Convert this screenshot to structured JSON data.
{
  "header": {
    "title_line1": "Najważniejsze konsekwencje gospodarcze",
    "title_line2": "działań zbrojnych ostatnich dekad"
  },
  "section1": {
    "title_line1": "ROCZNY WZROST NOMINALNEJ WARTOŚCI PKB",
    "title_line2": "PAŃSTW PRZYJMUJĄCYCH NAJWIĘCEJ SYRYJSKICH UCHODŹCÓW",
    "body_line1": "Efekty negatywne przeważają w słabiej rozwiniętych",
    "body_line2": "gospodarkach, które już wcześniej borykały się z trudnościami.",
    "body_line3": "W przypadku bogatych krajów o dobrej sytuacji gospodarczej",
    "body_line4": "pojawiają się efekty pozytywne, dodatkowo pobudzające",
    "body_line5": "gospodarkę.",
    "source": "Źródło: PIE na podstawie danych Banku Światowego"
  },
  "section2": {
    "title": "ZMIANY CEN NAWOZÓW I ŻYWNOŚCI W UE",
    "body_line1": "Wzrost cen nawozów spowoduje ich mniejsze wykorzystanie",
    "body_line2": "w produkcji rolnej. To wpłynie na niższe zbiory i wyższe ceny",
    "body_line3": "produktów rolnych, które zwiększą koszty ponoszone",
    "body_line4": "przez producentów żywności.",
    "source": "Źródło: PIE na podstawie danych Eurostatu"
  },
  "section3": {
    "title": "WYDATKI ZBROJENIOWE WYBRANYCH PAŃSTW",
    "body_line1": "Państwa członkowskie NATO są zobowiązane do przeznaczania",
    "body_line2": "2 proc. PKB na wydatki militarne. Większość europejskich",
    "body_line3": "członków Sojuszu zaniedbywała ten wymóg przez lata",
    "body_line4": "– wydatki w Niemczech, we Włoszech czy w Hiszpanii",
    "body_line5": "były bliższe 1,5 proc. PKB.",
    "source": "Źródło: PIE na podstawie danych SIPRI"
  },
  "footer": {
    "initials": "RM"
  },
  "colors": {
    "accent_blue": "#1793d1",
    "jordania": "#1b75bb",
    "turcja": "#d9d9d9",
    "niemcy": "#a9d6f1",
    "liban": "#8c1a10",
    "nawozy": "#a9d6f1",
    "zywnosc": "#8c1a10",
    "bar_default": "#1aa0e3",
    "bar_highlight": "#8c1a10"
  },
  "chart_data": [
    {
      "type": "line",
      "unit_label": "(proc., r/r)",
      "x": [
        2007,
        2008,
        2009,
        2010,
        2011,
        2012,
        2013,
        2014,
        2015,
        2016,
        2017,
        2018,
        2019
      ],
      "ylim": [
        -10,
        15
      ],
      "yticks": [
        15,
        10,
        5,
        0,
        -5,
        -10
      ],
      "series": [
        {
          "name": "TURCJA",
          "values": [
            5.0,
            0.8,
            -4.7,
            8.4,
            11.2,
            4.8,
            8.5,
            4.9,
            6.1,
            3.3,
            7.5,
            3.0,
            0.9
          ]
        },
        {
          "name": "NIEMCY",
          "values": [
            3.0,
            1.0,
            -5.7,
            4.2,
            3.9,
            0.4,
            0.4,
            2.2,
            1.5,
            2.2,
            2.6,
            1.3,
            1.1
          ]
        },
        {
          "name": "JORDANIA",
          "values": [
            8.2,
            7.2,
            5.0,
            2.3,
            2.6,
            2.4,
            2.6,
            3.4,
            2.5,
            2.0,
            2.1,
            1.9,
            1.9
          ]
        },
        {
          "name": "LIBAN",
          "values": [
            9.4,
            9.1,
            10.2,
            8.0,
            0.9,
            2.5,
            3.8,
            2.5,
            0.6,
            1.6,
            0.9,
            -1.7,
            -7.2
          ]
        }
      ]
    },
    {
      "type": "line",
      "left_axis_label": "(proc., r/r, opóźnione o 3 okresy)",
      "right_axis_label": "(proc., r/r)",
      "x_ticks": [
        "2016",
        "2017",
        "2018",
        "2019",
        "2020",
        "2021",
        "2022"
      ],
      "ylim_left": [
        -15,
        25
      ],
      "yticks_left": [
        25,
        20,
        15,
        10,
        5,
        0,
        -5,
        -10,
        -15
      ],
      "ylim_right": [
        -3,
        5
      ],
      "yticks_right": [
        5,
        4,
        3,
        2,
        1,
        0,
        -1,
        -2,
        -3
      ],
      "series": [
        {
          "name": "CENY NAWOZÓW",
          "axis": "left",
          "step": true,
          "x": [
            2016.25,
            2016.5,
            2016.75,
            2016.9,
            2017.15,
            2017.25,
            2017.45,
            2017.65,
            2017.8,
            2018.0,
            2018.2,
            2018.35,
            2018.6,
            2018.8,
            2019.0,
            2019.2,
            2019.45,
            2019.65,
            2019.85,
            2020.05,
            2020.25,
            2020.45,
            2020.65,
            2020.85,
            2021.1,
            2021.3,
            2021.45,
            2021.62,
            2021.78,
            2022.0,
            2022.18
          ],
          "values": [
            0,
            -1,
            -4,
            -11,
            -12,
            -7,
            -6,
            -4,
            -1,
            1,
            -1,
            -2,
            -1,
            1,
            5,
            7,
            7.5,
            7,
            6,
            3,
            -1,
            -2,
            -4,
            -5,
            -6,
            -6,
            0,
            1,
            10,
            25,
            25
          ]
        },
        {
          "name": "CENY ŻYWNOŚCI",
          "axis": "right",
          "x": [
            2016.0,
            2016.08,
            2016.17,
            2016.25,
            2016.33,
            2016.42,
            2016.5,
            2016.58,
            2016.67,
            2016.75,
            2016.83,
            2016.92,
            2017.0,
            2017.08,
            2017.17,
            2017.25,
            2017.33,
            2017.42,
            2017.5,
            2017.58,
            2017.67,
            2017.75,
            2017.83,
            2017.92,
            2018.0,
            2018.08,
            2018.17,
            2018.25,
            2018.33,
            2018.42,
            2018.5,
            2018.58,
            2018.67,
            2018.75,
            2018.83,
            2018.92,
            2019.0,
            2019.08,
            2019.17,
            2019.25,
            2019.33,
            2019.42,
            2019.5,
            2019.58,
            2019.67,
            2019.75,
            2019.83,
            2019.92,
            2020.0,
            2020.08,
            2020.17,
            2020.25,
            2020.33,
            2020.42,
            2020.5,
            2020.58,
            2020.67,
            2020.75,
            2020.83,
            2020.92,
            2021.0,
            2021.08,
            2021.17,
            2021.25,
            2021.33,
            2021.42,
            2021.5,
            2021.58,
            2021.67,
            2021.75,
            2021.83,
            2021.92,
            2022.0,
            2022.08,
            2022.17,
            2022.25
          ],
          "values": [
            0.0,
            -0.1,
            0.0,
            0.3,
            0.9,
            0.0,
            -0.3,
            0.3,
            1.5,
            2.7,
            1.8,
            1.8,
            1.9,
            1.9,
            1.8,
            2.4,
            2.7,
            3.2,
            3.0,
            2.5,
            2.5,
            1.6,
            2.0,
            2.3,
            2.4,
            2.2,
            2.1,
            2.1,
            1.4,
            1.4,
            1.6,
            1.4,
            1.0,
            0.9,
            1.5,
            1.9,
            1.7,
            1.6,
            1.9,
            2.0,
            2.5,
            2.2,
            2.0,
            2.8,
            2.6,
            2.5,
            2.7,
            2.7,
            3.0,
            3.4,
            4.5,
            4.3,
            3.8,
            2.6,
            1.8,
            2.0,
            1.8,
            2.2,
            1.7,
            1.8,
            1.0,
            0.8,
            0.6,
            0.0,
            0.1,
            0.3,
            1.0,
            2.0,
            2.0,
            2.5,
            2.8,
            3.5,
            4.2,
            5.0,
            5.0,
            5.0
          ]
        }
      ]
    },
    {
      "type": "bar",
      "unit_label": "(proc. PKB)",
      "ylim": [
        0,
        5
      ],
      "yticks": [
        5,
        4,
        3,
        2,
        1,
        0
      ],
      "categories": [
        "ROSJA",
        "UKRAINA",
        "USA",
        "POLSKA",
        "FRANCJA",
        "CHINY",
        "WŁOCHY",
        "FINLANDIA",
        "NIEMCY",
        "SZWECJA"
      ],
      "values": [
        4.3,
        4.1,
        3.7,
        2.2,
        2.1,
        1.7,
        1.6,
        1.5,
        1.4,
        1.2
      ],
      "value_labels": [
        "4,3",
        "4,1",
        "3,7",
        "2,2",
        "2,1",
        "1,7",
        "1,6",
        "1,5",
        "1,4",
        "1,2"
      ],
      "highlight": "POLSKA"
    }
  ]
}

━━━━━━

INSTRUCTIONS FOR THE TASK ▸
Your answer should be only a number: how many lines of the data above contain the string "source"?

TASK RESULT ▸
3